◆ What you have to do:
Give the lines of the items as a Markdown table with the columns "Row" and "Line," starting with the line that contains "- scroll-left-icon[interactable]: ◀: [0, 959, 22, 970]" and going on through the line that contains "746, 266, 773]". Number each row, and leave out any blank lines.

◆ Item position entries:
— BEGIN —
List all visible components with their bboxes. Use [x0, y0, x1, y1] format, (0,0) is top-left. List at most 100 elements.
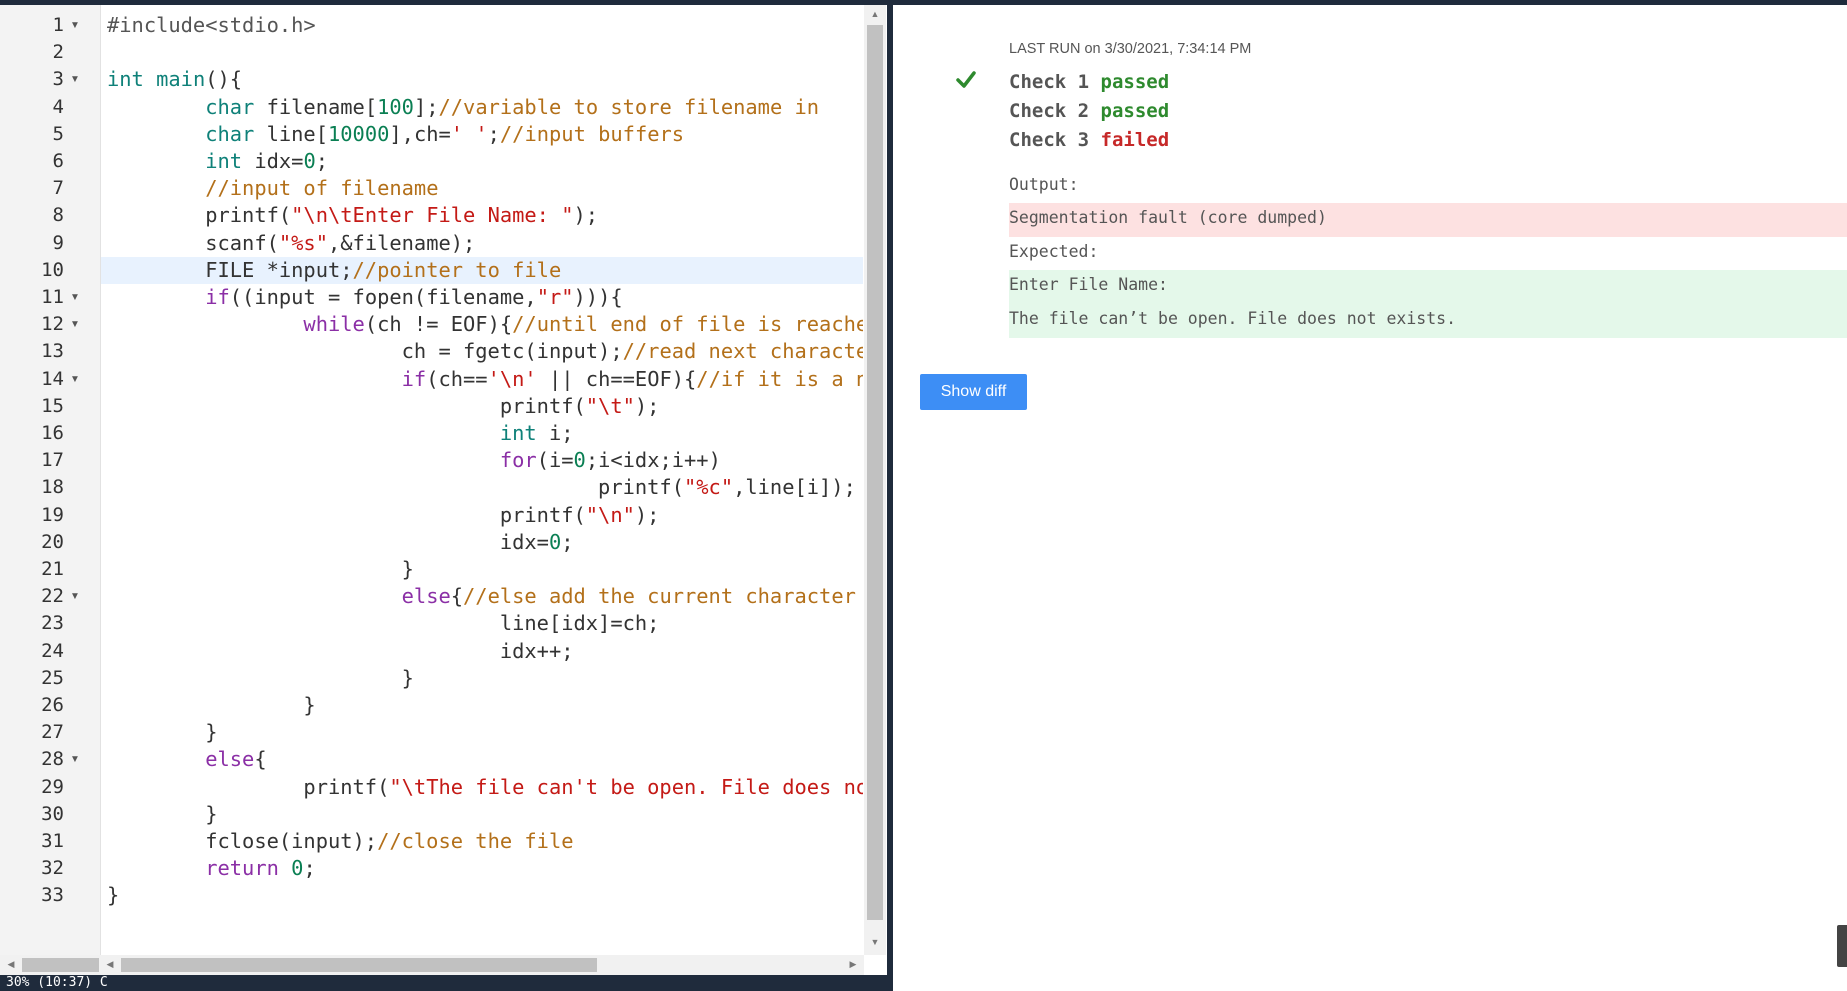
- scroll-left-icon[interactable]: ◀: [0, 959, 22, 970]
- code-line[interactable]: idx++;: [107, 638, 574, 665]
- code-token: );: [634, 502, 660, 527]
- code-token: //variable to store filename in: [438, 94, 820, 119]
- code-line[interactable]: char filename[100];//variable to store f…: [107, 94, 819, 121]
- code-token: ,&filename);: [327, 230, 476, 255]
- show-diff-button[interactable]: Show diff: [920, 374, 1027, 410]
- horizontal-scroll-thumb-gutter[interactable]: [22, 958, 99, 972]
- code-line[interactable]: printf("\tThe file can't be open. File d…: [107, 774, 863, 801]
- code-token: 0: [303, 149, 316, 173]
- line-number: 1: [52, 14, 64, 36]
- code-line[interactable]: if((input = fopen(filename,"r"))){: [107, 284, 622, 311]
- code-line[interactable]: printf("\n\tEnter File Name: ");: [107, 202, 598, 229]
- code-line[interactable]: scanf("%s",&filename);: [107, 230, 475, 257]
- code-editor[interactable]: 1 ▼ 2 3 ▼ 4 5 6 7 8 9 10 11 ▼ 12 ▼ 13 14 ▼ 15 16 17 18 19 20 21 22…: [0, 0, 887, 991]
- code-token: fclose(input);: [107, 829, 378, 853]
- scroll-right-icon[interactable]: ▶: [842, 959, 864, 970]
- code-token: ' ': [450, 121, 488, 146]
- code-token: ;i<idx;i++): [585, 448, 721, 473]
- code-token: 0: [573, 448, 586, 473]
- code-line[interactable]: char line[10000],ch=' ';//input buffers: [107, 121, 684, 148]
- code-token: ;: [303, 856, 316, 881]
- code-line[interactable]: else{: [107, 746, 266, 773]
- line-number: 24: [41, 639, 64, 662]
- code-line[interactable]: int main(){: [107, 66, 242, 93]
- code-token: //read next characte: [622, 339, 863, 364]
- line-number: 19: [41, 503, 64, 526]
- scroll-left-icon-2[interactable]: ◀: [99, 959, 121, 970]
- code-token: ((input = fopen(filename,: [229, 285, 537, 309]
- fold-arrow-icon[interactable]: ▼: [70, 746, 82, 773]
- code-token: #include<stdio.h>: [107, 13, 316, 37]
- line-number: 17: [41, 449, 64, 472]
- check-row-2: Check 2 passed: [1009, 100, 1169, 122]
- code-line[interactable]: }: [107, 801, 217, 828]
- fold-arrow-icon[interactable]: ▼: [70, 583, 82, 610]
- code-token: "%c": [683, 475, 734, 500]
- code-line[interactable]: printf("\t");: [107, 393, 660, 420]
- code-line[interactable]: }: [107, 556, 414, 583]
- code-token: //until end of file is reache: [512, 312, 863, 337]
- vertical-scrollbar[interactable]: ▲ ▼: [864, 5, 886, 955]
- code-line[interactable]: printf("%c",line[i]);: [107, 474, 856, 501]
- code-token: ],ch=: [389, 121, 451, 146]
- code-token: 100: [377, 94, 414, 119]
- code-area[interactable]: #include<stdio.h> int main(){ char filena…: [101, 5, 863, 955]
- code-token: }: [107, 883, 120, 908]
- code-line[interactable]: ch = fgetc(input);//read next characte: [107, 338, 863, 365]
- code-line[interactable]: idx=0;: [107, 529, 574, 556]
- code-line[interactable]: #include<stdio.h>: [107, 12, 316, 39]
- fold-arrow-icon[interactable]: ▼: [70, 366, 82, 393]
- code-token: printf(: [107, 203, 292, 228]
- code-line[interactable]: }: [107, 692, 315, 719]
- line-number: 20: [41, 530, 64, 553]
- horizontal-scroll-thumb[interactable]: [121, 958, 597, 972]
- code-line[interactable]: return 0;: [107, 855, 316, 882]
- code-token: int: [107, 67, 144, 92]
- code-token: );: [573, 203, 599, 228]
- scroll-up-icon[interactable]: ▲: [864, 9, 886, 19]
- code-line[interactable]: printf("\n");: [107, 502, 660, 529]
- code-line[interactable]: else{//else add the current character: [107, 583, 856, 610]
- code-line[interactable]: }: [107, 665, 414, 692]
- code-line[interactable]: FILE *input;//pointer to file: [107, 257, 561, 284]
- drag-handle-icon[interactable]: [1837, 925, 1847, 967]
- code-line[interactable]: int i;: [107, 420, 574, 447]
- code-line[interactable]: for(i=0;i<idx;i++): [107, 447, 721, 474]
- vertical-scroll-thumb[interactable]: [867, 25, 883, 920]
- line-number: 30: [41, 802, 64, 825]
- code-token: FILE *input;: [107, 257, 353, 282]
- horizontal-scrollbar[interactable]: ◀ ◀ ▶: [0, 955, 864, 975]
- fold-arrow-icon[interactable]: ▼: [70, 66, 82, 93]
- code-line[interactable]: line[idx]=ch;: [107, 610, 660, 637]
- code-line[interactable]: while(ch != EOF){//until end of file is …: [107, 311, 863, 338]
- scroll-down-icon[interactable]: ▼: [864, 937, 886, 947]
- code-token: (i=: [536, 448, 574, 473]
- code-line[interactable]: //input of filename: [107, 175, 438, 202]
- last-run-timestamp: LAST RUN on 3/30/2021, 7:34:14 PM: [1009, 41, 1252, 57]
- expected-box: Enter File Name: The file can’t be open.…: [1009, 270, 1847, 338]
- code-line[interactable]: }: [107, 719, 217, 746]
- code-line[interactable]: if(ch=='\n' || ch==EOF){//if it is a n: [107, 366, 863, 393]
- fold-arrow-icon[interactable]: ▼: [70, 284, 82, 311]
- code-token: );: [634, 393, 660, 418]
- code-token: if: [401, 366, 427, 391]
- line-number: 12: [41, 313, 64, 336]
- check-status-passed: passed: [1100, 71, 1170, 93]
- code-line[interactable]: int idx=0;: [107, 148, 328, 175]
- code-token: "\t": [585, 393, 635, 418]
- line-number: 8: [52, 204, 64, 227]
- fold-arrow-icon[interactable]: ▼: [70, 12, 82, 39]
- code-token: for: [499, 448, 537, 473]
- results-top-bar: [893, 0, 1847, 5]
- code-line[interactable]: fclose(input);//close the file: [107, 828, 573, 855]
- output-label: Output:: [1009, 175, 1079, 194]
- code-token: || ch==EOF){: [536, 366, 697, 391]
- code-line[interactable]: }: [107, 882, 119, 909]
- line-number: 13: [41, 340, 64, 363]
- fold-arrow-icon[interactable]: ▼: [70, 311, 82, 338]
- line-number: 33: [41, 884, 64, 907]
— END —
◆ Solution for this exercise:
| Row | Line |
|---|---|
| 1 | - scroll-left-icon[interactable]: ◀: [0, 959, 22, 970] |
| 2 | - code-line[interactable]: idx++;: [107, 638, 574, 665] |
| 3 | - code-token: );: [634, 502, 660, 527] |
| 4 | - code-token: //variable to store filename in: [438, 94, 820, 119] |
| 5 | - code-line[interactable]: char filename[100];//variable to store f…: [107, 94, 819, 121] |
| 6 | - code-token: ,&filename);: [327, 230, 476, 255] |
| 7 | - show-diff-button[interactable]: Show diff: [920, 374, 1027, 410] |
| 8 | - horizontal-scroll-thumb-gutter[interactable]: [22, 958, 99, 972] |
| 9 | - code-line[interactable]: printf("\tThe file can't be open. File d…: [107, 774, 863, 801] |
| 10 | - code-token: 0: [303, 149, 316, 173] |
| 11 | - line-number: 1: [52, 14, 64, 36] |
| 12 | - code-line[interactable]: if((input = fopen(filename,"r"))){: [107, 284, 622, 311] |
| 13 | - code-line[interactable]: printf("\n\tEnter File Name: ");: [107, 202, 598, 229] |
| 14 | - code-line[interactable]: scanf("%s",&filename);: [107, 230, 475, 257] |
| 15 | - code-editor[interactable]: 1 ▼ 2 3 ▼ 4 5 6 7 8 9 10 11 ▼ 12 ▼ 13 14 ▼ 15 16 17 18 19 20 21 22…: [0, 0, 887, 991] |
| 16 | - code-token: fclose(input);: [107, 829, 378, 853] |
| 17 | - scroll-right-icon[interactable]: ▶: [842, 959, 864, 970] |
| 18 | - code-token: ' ': [450, 121, 488, 146] |
| 19 | - code-token: ;i<idx;i++): [585, 448, 721, 473] |
| 20 | - code-token: 0: [573, 448, 586, 473] |
| 21 | - code-line[interactable]: char line[10000],ch=' ';//input buffers: [107, 121, 684, 148] |
| 22 | - code-token: ;: [303, 856, 316, 881] |
| 23 | - code-line[interactable]: else{: [107, 746, 266, 773] |